- _YOUR TASK_:
Retype the records below exactly as they appear.

[start of RECORDS FOR THE EXERCISE]

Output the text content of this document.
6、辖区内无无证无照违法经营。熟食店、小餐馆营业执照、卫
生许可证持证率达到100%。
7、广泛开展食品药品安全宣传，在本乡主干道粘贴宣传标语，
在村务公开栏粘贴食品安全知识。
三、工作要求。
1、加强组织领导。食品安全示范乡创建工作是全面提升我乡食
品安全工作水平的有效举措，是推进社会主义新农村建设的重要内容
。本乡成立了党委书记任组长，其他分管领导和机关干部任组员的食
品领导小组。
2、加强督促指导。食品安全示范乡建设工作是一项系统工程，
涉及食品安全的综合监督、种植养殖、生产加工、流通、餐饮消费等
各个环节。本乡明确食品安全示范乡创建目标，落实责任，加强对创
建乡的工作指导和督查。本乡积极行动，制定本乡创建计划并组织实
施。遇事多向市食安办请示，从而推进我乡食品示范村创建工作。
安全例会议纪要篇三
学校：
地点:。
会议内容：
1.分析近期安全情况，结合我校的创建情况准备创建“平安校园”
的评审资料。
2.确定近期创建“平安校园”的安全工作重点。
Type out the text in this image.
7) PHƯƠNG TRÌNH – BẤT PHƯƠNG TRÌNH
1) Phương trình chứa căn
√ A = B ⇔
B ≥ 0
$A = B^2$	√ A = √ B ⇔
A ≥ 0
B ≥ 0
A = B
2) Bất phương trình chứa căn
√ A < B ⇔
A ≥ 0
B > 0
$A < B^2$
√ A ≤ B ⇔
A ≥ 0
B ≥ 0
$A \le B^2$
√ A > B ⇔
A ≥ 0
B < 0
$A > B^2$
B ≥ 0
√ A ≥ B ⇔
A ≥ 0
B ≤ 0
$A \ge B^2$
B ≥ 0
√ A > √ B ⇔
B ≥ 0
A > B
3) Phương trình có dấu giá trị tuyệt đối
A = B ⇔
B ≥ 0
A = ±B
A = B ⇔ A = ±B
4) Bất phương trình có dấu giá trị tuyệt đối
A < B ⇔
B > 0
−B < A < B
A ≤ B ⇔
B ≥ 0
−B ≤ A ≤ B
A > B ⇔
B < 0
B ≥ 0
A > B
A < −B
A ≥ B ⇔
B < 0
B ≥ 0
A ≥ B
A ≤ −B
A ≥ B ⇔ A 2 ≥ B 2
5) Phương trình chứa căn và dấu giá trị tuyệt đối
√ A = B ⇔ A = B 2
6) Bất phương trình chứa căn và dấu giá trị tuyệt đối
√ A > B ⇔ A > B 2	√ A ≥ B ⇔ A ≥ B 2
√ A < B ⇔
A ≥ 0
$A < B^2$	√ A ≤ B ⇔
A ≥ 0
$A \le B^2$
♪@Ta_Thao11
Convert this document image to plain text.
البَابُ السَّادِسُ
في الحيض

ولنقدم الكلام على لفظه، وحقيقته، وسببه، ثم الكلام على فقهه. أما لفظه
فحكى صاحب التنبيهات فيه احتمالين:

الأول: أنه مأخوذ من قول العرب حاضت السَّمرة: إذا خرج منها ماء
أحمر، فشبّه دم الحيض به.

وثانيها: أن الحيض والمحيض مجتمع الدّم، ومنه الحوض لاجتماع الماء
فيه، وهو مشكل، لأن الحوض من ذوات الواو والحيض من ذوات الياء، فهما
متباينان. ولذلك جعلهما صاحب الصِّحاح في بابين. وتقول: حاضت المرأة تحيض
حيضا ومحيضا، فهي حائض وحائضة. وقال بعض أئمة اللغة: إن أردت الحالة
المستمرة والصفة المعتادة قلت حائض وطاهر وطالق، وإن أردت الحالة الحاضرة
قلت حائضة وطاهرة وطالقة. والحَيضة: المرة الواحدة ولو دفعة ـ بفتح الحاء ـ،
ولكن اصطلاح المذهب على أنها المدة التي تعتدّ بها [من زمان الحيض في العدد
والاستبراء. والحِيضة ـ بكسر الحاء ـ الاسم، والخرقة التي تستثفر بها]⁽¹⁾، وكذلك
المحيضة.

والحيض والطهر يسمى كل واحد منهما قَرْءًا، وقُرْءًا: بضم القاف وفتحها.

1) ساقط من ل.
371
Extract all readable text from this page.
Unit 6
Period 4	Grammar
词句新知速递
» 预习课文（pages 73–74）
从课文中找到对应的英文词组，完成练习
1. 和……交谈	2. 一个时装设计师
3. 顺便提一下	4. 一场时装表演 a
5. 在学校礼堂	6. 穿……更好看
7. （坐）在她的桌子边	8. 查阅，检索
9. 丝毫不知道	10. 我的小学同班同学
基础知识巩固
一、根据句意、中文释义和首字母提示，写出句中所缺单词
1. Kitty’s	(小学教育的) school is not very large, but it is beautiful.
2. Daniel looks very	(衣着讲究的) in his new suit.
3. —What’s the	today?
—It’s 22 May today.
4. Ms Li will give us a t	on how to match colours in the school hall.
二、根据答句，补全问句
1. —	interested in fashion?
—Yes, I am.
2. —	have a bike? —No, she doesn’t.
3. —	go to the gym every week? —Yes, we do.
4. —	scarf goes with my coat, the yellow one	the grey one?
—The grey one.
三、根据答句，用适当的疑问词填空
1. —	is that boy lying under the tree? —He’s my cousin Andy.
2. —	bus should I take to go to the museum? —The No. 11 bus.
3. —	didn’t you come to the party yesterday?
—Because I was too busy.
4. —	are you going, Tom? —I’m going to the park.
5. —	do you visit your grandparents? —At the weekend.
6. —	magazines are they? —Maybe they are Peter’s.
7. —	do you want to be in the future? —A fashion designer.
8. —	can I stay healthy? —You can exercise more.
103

[end of RECORDS FOR THE EXERCISE]

- _RESPONSE_:
Output the text content of this document.
6、辖区内无无证无照违法经营。熟食店、小餐馆营业执照、卫
生许可证持证率达到100%。
7、广泛开展食品药品安全宣传，在本乡主干道粘贴宣传标语，
在村务公开栏粘贴食品安全知识。
三、工作要求。
1、加强组织领导。食品安全示范乡创建工作是全面提升我乡食
品安全工作水平的有效举措，是推进社会主义新农村建设的重要内容
。本乡成立了党委书记任组长，其他分管领导和机关干部任组员的食
品领导小组。
2、加强督促指导。食品安全示范乡建设工作是一项系统工程，
涉及食品安全的综合监督、种植养殖、生产加工、流通、餐饮消费等
各个环节。本乡明确食品安全示范乡创建目标，落实责任，加强对创
建乡的工作指导和督查。本乡积极行动，制定本乡创建计划并组织实
施。遇事多向市食安办请示，从而推进我乡食品示范村创建工作。
安全例会议纪要篇三
学校：
地点:。
会议内容：
1.分析近期安全情况，结合我校的创建情况准备创建“平安校园”
的评审资料。
2.确定近期创建“平安校园”的安全工作重点。
Type out the text in this image.
7) PHƯƠNG TRÌNH – BẤT PHƯƠNG TRÌNH
1) Phương trình chứa căn
√ A = B ⇔
B ≥ 0
$A = B^2$	√ A = √ B ⇔
A ≥ 0
B ≥ 0
A = B
2) Bất phương trình chứa căn
√ A < B ⇔
A ≥ 0
B > 0
$A < B^2$
√ A ≤ B ⇔
A ≥ 0
B ≥ 0
$A \le B^2$
√ A > B ⇔
A ≥ 0
B < 0
$A > B^2$
B ≥ 0
√ A ≥ B ⇔
A ≥ 0
B ≤ 0
$A \ge B^2$
B ≥ 0
√ A > √ B ⇔
B ≥ 0
A > B
3) Phương trình có dấu giá trị tuyệt đối
A = B ⇔
B ≥ 0
A = ±B
A = B ⇔ A = ±B
4) Bất phương trình có dấu giá trị tuyệt đối
A < B ⇔
B > 0
−B < A < B
A ≤ B ⇔
B ≥ 0
−B ≤ A ≤ B
A > B ⇔
B < 0
B ≥ 0
A > B
A < −B
A ≥ B ⇔
B < 0
B ≥ 0
A ≥ B
A ≤ −B
A ≥ B ⇔ A 2 ≥ B 2
5) Phương trình chứa căn và dấu giá trị tuyệt đối
√ A = B ⇔ A = B 2
6) Bất phương trình chứa căn và dấu giá trị tuyệt đối
√ A > B ⇔ A > B 2	√ A ≥ B ⇔ A ≥ B 2
√ A < B ⇔
A ≥ 0
$A < B^2$	√ A ≤ B ⇔
A ≥ 0
$A \le B^2$
♪@Ta_Thao11
Convert this document image to plain text.
البَابُ السَّادِسُ
في الحيض

ولنقدم الكلام على لفظه، وحقيقته، وسببه، ثم الكلام على فقهه. أما لفظه
فحكى صاحب التنبيهات فيه احتمالين:

الأول: أنه مأخوذ من قول العرب حاضت السَّمرة: إذا خرج منها ماء
أحمر، فشبّه دم الحيض به.

وثانيها: أن الحيض والمحيض مجتمع الدّم، ومنه الحوض لاجتماع الماء
فيه، وهو مشكل، لأن الحوض من ذوات الواو والحيض من ذوات الياء، فهما
متباينان. ولذلك جعلهما صاحب الصِّحاح في بابين. وتقول: حاضت المرأة تحيض
حيضا ومحيضا، فهي حائض وحائضة. وقال بعض أئمة اللغة: إن أردت الحالة
المستمرة والصفة المعتادة قلت حائض وطاهر وطالق، وإن أردت الحالة الحاضرة
قلت حائضة وطاهرة وطالقة. والحَيضة: المرة الواحدة ولو دفعة ـ بفتح الحاء ـ،
ولكن اصطلاح المذهب على أنها المدة التي تعتدّ بها [من زمان الحيض في العدد
والاستبراء. والحِيضة ـ بكسر الحاء ـ الاسم، والخرقة التي تستثفر بها]⁽¹⁾، وكذلك
المحيضة.

والحيض والطهر يسمى كل واحد منهما قَرْءًا، وقُرْءًا: بضم القاف وفتحها.

1) ساقط من ل.
371
Extract all readable text from this page.
Unit 6
Period 4	Grammar
词句新知速递
» 预习课文（pages 73–74）
从课文中找到对应的英文词组，完成练习
1. 和……交谈	2. 一个时装设计师
3. 顺便提一下	4. 一场时装表演 a
5. 在学校礼堂	6. 穿……更好看
7. （坐）在她的桌子边	8. 查阅，检索
9. 丝毫不知道	10. 我的小学同班同学
基础知识巩固
一、根据句意、中文释义和首字母提示，写出句中所缺单词
1. Kitty’s	(小学教育的) school is not very large, but it is beautiful.
2. Daniel looks very	(衣着讲究的) in his new suit.
3. —What’s the	today?
—It’s 22 May today.
4. Ms Li will give us a t	on how to match colours in the school hall.
二、根据答句，补全问句
1. —	interested in fashion?
—Yes, I am.
2. —	have a bike? —No, she doesn’t.
3. —	go to the gym every week? —Yes, we do.
4. —	scarf goes with my coat, the yellow one	the grey one?
—The grey one.
三、根据答句，用适当的疑问词填空
1. —	is that boy lying under the tree? —He’s my cousin Andy.
2. —	bus should I take to go to the museum? —The No. 11 bus.
3. —	didn’t you come to the party yesterday?
—Because I was too busy.
4. —	are you going, Tom? —I’m going to the park.
5. —	do you visit your grandparents? —At the weekend.
6. —	magazines are they? —Maybe they are Peter’s.
7. —	do you want to be in the future? —A fashion designer.
8. —	can I stay healthy? —You can exercise more.
103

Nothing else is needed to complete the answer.